**To do:** Repeat the listing exactly as given, omitting every image.

**Supplied data:**
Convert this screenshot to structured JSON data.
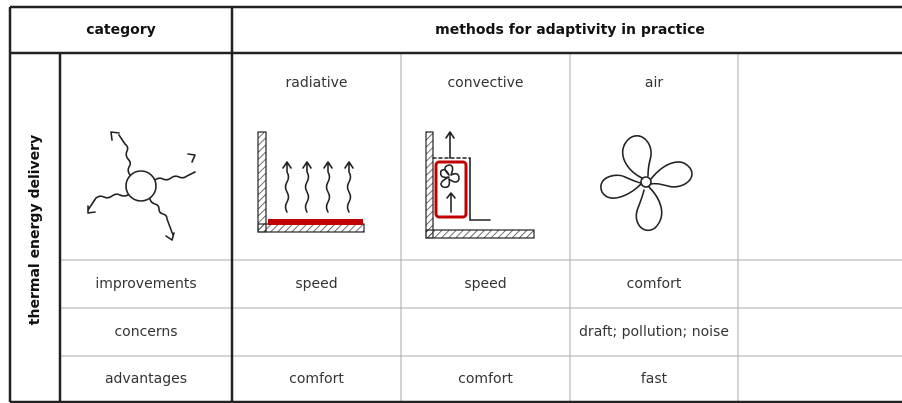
{
  "header": {
    "category": "category",
    "methods": "methods for adaptivity in practice"
  },
  "side_label": "thermal energy delivery",
  "columns": [
    "radiative",
    "convective",
    "air"
  ],
  "rows": [
    {
      "label": "improvements",
      "cells": [
        "speed",
        "speed",
        "comfort"
      ]
    },
    {
      "label": "concerns",
      "cells": [
        null,
        null,
        "draft; pollution; noise"
      ]
    },
    {
      "label": "advantages",
      "cells": [
        "comfort",
        "comfort",
        "fast"
      ]
    }
  ]
}
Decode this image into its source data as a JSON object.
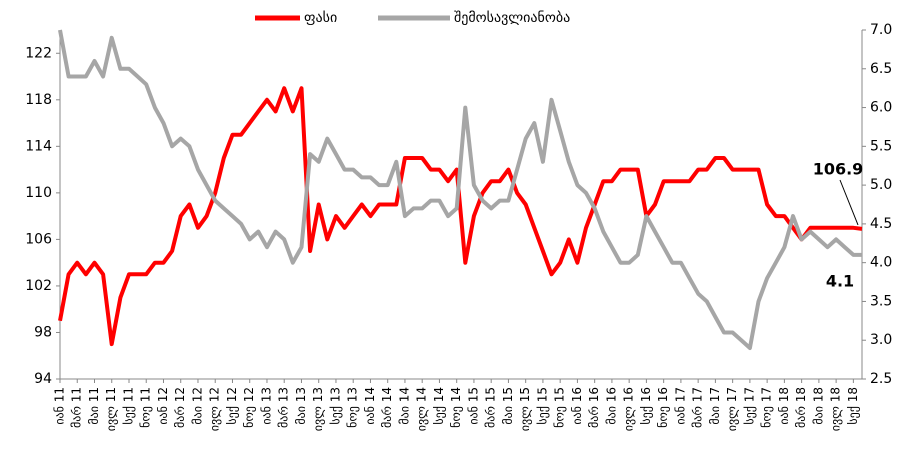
{
  "chart_data": {
    "type": "line",
    "categories": [
      "იან 11",
      null,
      "მარ 11",
      null,
      "მაი 11",
      null,
      "ივლ 11",
      null,
      "სექ 11",
      null,
      "ნოე 11",
      null,
      "იან 12",
      null,
      "მარ 12",
      null,
      "მაი 12",
      null,
      "ივლ 12",
      null,
      "სექ 12",
      null,
      "ნოე 12",
      null,
      "იან 13",
      null,
      "მარ 13",
      null,
      "მაი 13",
      null,
      "ივლ 13",
      null,
      "სექ 13",
      null,
      "ნოე 13",
      null,
      "იან 14",
      null,
      "მარ 14",
      null,
      "მაი 14",
      null,
      "ივლ 14",
      null,
      "სექ 14",
      null,
      "ნოე 14",
      null,
      "იან 15",
      null,
      "მარ 15",
      null,
      "მაი 15",
      null,
      "ივლ 15",
      null,
      "სექ 15",
      null,
      "ნოე 15",
      null,
      "იან 16",
      null,
      "მარ 16",
      null,
      "მაი 16",
      null,
      "ივლ 16",
      null,
      "სექ 16",
      null,
      "ნოე 16",
      null,
      "იან 17",
      null,
      "მარ 17",
      null,
      "მაი 17",
      null,
      "ივლ 17",
      null,
      "სექ 17",
      null,
      "ნოე 17",
      null,
      "იან 18",
      null,
      "მარ 18",
      null,
      "მაი 18",
      null,
      "ივლ 18",
      null,
      "სექ 18",
      null
    ],
    "series": [
      {
        "name": "ფასი",
        "color": "#ff0000",
        "axis": "y",
        "values": [
          99,
          103,
          104,
          103,
          104,
          103,
          97,
          101,
          103,
          103,
          103,
          104,
          104,
          105,
          108,
          109,
          107,
          108,
          110,
          113,
          115,
          115,
          116,
          117,
          118,
          117,
          119,
          117,
          119,
          105,
          109,
          106,
          108,
          107,
          108,
          109,
          108,
          109,
          109,
          109,
          113,
          113,
          113,
          112,
          112,
          111,
          112,
          104,
          108,
          110,
          111,
          111,
          112,
          110,
          109,
          107,
          105,
          103,
          104,
          106,
          104,
          107,
          109,
          111,
          111,
          112,
          112,
          112,
          108,
          109,
          111,
          111,
          111,
          111,
          112,
          112,
          113,
          113,
          112,
          112,
          112,
          112,
          109,
          108,
          108,
          107,
          106,
          107,
          107,
          107,
          107,
          107,
          107,
          106.9
        ]
      },
      {
        "name": "შემოსავლიანობა",
        "color": "#a6a6a6",
        "axis": "y2",
        "values": [
          7.0,
          6.4,
          6.4,
          6.4,
          6.6,
          6.4,
          6.9,
          6.5,
          6.5,
          6.4,
          6.3,
          6.0,
          5.8,
          5.5,
          5.6,
          5.5,
          5.2,
          5.0,
          4.8,
          4.7,
          4.6,
          4.5,
          4.3,
          4.4,
          4.2,
          4.4,
          4.3,
          4.0,
          4.2,
          5.4,
          5.3,
          5.6,
          5.4,
          5.2,
          5.2,
          5.1,
          5.1,
          5.0,
          5.0,
          5.3,
          4.6,
          4.7,
          4.7,
          4.8,
          4.8,
          4.6,
          4.7,
          6.0,
          5.0,
          4.8,
          4.7,
          4.8,
          4.8,
          5.2,
          5.6,
          5.8,
          5.3,
          6.1,
          5.7,
          5.3,
          5.0,
          4.9,
          4.7,
          4.4,
          4.2,
          4.0,
          4.0,
          4.1,
          4.6,
          4.4,
          4.2,
          4.0,
          4.0,
          3.8,
          3.6,
          3.5,
          3.3,
          3.1,
          3.1,
          3.0,
          2.9,
          3.5,
          3.8,
          4.0,
          4.2,
          4.6,
          4.3,
          4.4,
          4.3,
          4.2,
          4.3,
          4.2,
          4.1,
          4.1
        ]
      }
    ],
    "annotations": [
      "106.9",
      "4.1"
    ],
    "ylim": [
      94,
      124
    ],
    "yticks": [
      94,
      98,
      102,
      106,
      110,
      114,
      118,
      122
    ],
    "y2lim": [
      2.5,
      7.0
    ],
    "y2ticks": [
      {
        "value": 2.5,
        "label": "2.5"
      },
      {
        "value": 3,
        "label": "3.0"
      },
      {
        "value": 3.5,
        "label": "3.5"
      },
      {
        "value": 4,
        "label": "4.0"
      },
      {
        "value": 4.5,
        "label": "4.5"
      },
      {
        "value": 5,
        "label": "5.0"
      },
      {
        "value": 5.5,
        "label": "5.5"
      },
      {
        "value": 6,
        "label": "6.0"
      },
      {
        "value": 6.5,
        "label": "6.5"
      },
      {
        "value": 7,
        "label": "7.0"
      }
    ],
    "legend": "top"
  }
}
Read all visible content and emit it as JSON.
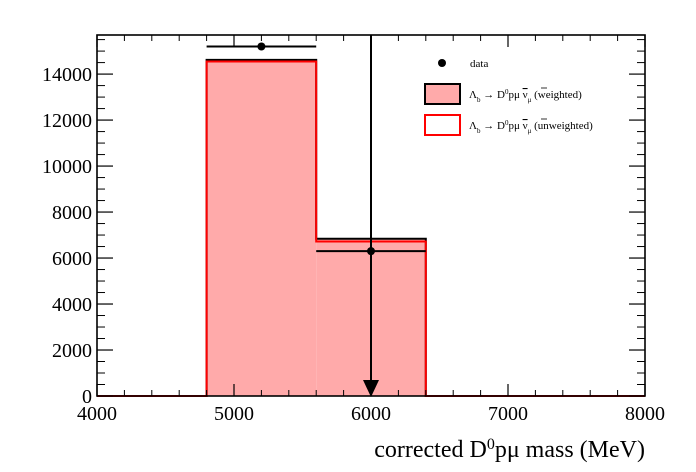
{
  "chart_data": {
    "type": "bar",
    "title": "",
    "xlabel": {
      "main": "corrected D",
      "sup": "0",
      "rest": "pμ mass (MeV)"
    },
    "ylabel": "",
    "xlim": [
      4000,
      8000
    ],
    "ylim": [
      0,
      15700
    ],
    "x_ticks": [
      "4000",
      "5000",
      "6000",
      "7000",
      "8000"
    ],
    "y_ticks": [
      "0",
      "2000",
      "4000",
      "6000",
      "8000",
      "10000",
      "12000",
      "14000"
    ],
    "bin_edges": [
      4000,
      4800,
      5600,
      6400,
      8000
    ],
    "series": [
      {
        "name": "Λ_b → D⁰pμ ν̅_μ (weighted)",
        "style": "filled-black-outline",
        "fill": "#ffaaaa",
        "edge": "#000000",
        "values": [
          0,
          14620,
          6840,
          0
        ]
      },
      {
        "name": "Λ_b → D⁰pμ ν̅_μ (unweighted)",
        "style": "red-outline",
        "edge": "#ff0000",
        "values": [
          0,
          14550,
          6720,
          0
        ]
      },
      {
        "name": "data",
        "style": "points",
        "color": "#000000",
        "points": [
          {
            "x": 5200,
            "y": 15200,
            "xerr": 400
          },
          {
            "x": 6000,
            "y": 6300,
            "xerr": 400
          }
        ]
      }
    ],
    "annotation": {
      "type": "vertical-arrow",
      "x": 6000
    },
    "grid": false,
    "legend": {
      "placement": "top-right",
      "entries": [
        {
          "kind": "marker",
          "text": "data"
        },
        {
          "kind": "box-black",
          "prefix": "Λ",
          "sub": "b",
          "mid": " → D",
          "sup": "0",
          "tail": "pμ ",
          "nu": "ν",
          "nusub": "μ",
          "suffix": " (weighted)"
        },
        {
          "kind": "box-red",
          "prefix": "Λ",
          "sub": "b",
          "mid": " → D",
          "sup": "0",
          "tail": "pμ ",
          "nu": "ν",
          "nusub": "μ",
          "suffix": " (unweighted)"
        }
      ]
    }
  }
}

**Answer below:**
Convert this screenshot to structured JSON data.
{
  "header": {
    "category": "category",
    "methods": "methods for adaptivity in practice"
  },
  "side_label": "thermal energy delivery",
  "columns": [
    "radiative",
    "convective",
    "air"
  ],
  "rows": [
    {
      "label": "improvements",
      "cells": [
        "speed",
        "speed",
        "comfort"
      ]
    },
    {
      "label": "concerns",
      "cells": [
        null,
        null,
        "draft; pollution; noise"
      ]
    },
    {
      "label": "advantages",
      "cells": [
        "comfort",
        "comfort",
        "fast"
      ]
    }
  ]
}
Decode this image into its source data as a JSON object.
{
  "chart_data": {
    "type": "line",
    "categories": [
      "იან 11",
      null,
      "მარ 11",
      null,
      "მაი 11",
      null,
      "ივლ 11",
      null,
      "სექ 11",
      null,
      "ნოე 11",
      null,
      "იან 12",
      null,
      "მარ 12",
      null,
      "მაი 12",
      null,
      "ივლ 12",
      null,
      "სექ 12",
      null,
      "ნოე 12",
      null,
      "იან 13",
      null,
      "მარ 13",
      null,
      "მაი 13",
      null,
      "ივლ 13",
      null,
      "სექ 13",
      null,
      "ნოე 13",
      null,
      "იან 14",
      null,
      "მარ 14",
      null,
      "მაი 14",
      null,
      "ივლ 14",
      null,
      "სექ 14",
      null,
      "ნოე 14",
      null,
      "იან 15",
      null,
      "მარ 15",
      null,
      "მაი 15",
      null,
      "ივლ 15",
      null,
      "სექ 15",
      null,
      "ნოე 15",
      null,
      "იან 16",
      null,
      "მარ 16",
      null,
      "მაი 16",
      null,
      "ივლ 16",
      null,
      "სექ 16",
      null,
      "ნოე 16",
      null,
      "იან 17",
      null,
      "მარ 17",
      null,
      "მაი 17",
      null,
      "ივლ 17",
      null,
      "სექ 17",
      null,
      "ნოე 17",
      null,
      "იან 18",
      null,
      "მარ 18",
      null,
      "მაი 18",
      null,
      "ივლ 18",
      null,
      "სექ 18",
      null
    ],
    "series": [
      {
        "name": "ფასი",
        "color": "#ff0000",
        "axis": "y",
        "values": [
          99,
          103,
          104,
          103,
          104,
          103,
          97,
          101,
          103,
          103,
          103,
          104,
          104,
          105,
          108,
          109,
          107,
          108,
          110,
          113,
          115,
          115,
          116,
          117,
          118,
          117,
          119,
          117,
          119,
          105,
          109,
          106,
          108,
          107,
          108,
          109,
          108,
          109,
          109,
          109,
          113,
          113,
          113,
          112,
          112,
          111,
          112,
          104,
          108,
          110,
          111,
          111,
          112,
          110,
          109,
          107,
          105,
          103,
          104,
          106,
          104,
          107,
          109,
          111,
          111,
          112,
          112,
          112,
          108,
          109,
          111,
          111,
          111,
          111,
          112,
          112,
          113,
          113,
          112,
          112,
          112,
          112,
          109,
          108,
          108,
          107,
          106,
          107,
          107,
          107,
          107,
          107,
          107,
          106.9
        ]
      },
      {
        "name": "შემოსავლიანობა",
        "color": "#a6a6a6",
        "axis": "y2",
        "values": [
          7.0,
          6.4,
          6.4,
          6.4,
          6.6,
          6.4,
          6.9,
          6.5,
          6.5,
          6.4,
          6.3,
          6.0,
          5.8,
          5.5,
          5.6,
          5.5,
          5.2,
          5.0,
          4.8,
          4.7,
          4.6,
          4.5,
          4.3,
          4.4,
          4.2,
          4.4,
          4.3,
          4.0,
          4.2,
          5.4,
          5.3,
          5.6,
          5.4,
          5.2,
          5.2,
          5.1,
          5.1,
          5.0,
          5.0,
          5.3,
          4.6,
          4.7,
          4.7,
          4.8,
          4.8,
          4.6,
          4.7,
          6.0,
          5.0,
          4.8,
          4.7,
          4.8,
          4.8,
          5.2,
          5.6,
          5.8,
          5.3,
          6.1,
          5.7,
          5.3,
          5.0,
          4.9,
          4.7,
          4.4,
          4.2,
          4.0,
          4.0,
          4.1,
          4.6,
          4.4,
          4.2,
          4.0,
          4.0,
          3.8,
          3.6,
          3.5,
          3.3,
          3.1,
          3.1,
          3.0,
          2.9,
          3.5,
          3.8,
          4.0,
          4.2,
          4.6,
          4.3,
          4.4,
          4.3,
          4.2,
          4.3,
          4.2,
          4.1,
          4.1
        ]
      }
    ],
    "annotations": [
      "106.9",
      "4.1"
    ],
    "ylim": [
      94,
      124
    ],
    "yticks": [
      94,
      98,
      102,
      106,
      110,
      114,
      118,
      122
    ],
    "y2lim": [
      2.5,
      7.0
    ],
    "y2ticks": [
      {
        "value": 2.5,
        "label": "2.5"
      },
      {
        "value": 3,
        "label": "3.0"
      },
      {
        "value": 3.5,
        "label": "3.5"
      },
      {
        "value": 4,
        "label": "4.0"
      },
      {
        "value": 4.5,
        "label": "4.5"
      },
      {
        "value": 5,
        "label": "5.0"
      },
      {
        "value": 5.5,
        "label": "5.5"
      },
      {
        "value": 6,
        "label": "6.0"
      },
      {
        "value": 6.5,
        "label": "6.5"
      },
      {
        "value": 7,
        "label": "7.0"
      }
    ],
    "legend": "top"
  }
}
Read all visible content and emit it as JSON.
{
  "chart_data": {
    "type": "bar",
    "title": "",
    "xlabel": {
      "main": "corrected D",
      "sup": "0",
      "rest": "pμ mass (MeV)"
    },
    "ylabel": "",
    "xlim": [
      4000,
      8000
    ],
    "ylim": [
      0,
      15700
    ],
    "x_ticks": [
      "4000",
      "5000",
      "6000",
      "7000",
      "8000"
    ],
    "y_ticks": [
      "0",
      "2000",
      "4000",
      "6000",
      "8000",
      "10000",
      "12000",
      "14000"
    ],
    "bin_edges": [
      4000,
      4800,
      5600,
      6400,
      8000
    ],
    "series": [
      {
        "name": "Λ_b → D⁰pμ ν̅_μ (weighted)",
        "style": "filled-black-outline",
        "fill": "#ffaaaa",
        "edge": "#000000",
        "values": [
          0,
          14620,
          6840,
          0
        ]
      },
      {
        "name": "Λ_b → D⁰pμ ν̅_μ (unweighted)",
        "style": "red-outline",
        "edge": "#ff0000",
        "values": [
          0,
          14550,
          6720,
          0
        ]
      },
      {
        "name": "data",
        "style": "points",
        "color": "#000000",
        "points": [
          {
            "x": 5200,
            "y": 15200,
            "xerr": 400
          },
          {
            "x": 6000,
            "y": 6300,
            "xerr": 400
          }
        ]
      }
    ],
    "annotation": {
      "type": "vertical-arrow",
      "x": 6000
    },
    "grid": false,
    "legend": {
      "placement": "top-right",
      "entries": [
        {
          "kind": "marker",
          "text": "data"
        },
        {
          "kind": "box-black",
          "prefix": "Λ",
          "sub": "b",
          "mid": " → D",
          "sup": "0",
          "tail": "pμ ",
          "nu": "ν",
          "nusub": "μ",
          "suffix": " (weighted)"
        },
        {
          "kind": "box-red",
          "prefix": "Λ",
          "sub": "b",
          "mid": " → D",
          "sup": "0",
          "tail": "pμ ",
          "nu": "ν",
          "nusub": "μ",
          "suffix": " (unweighted)"
        }
      ]
    }
  }
}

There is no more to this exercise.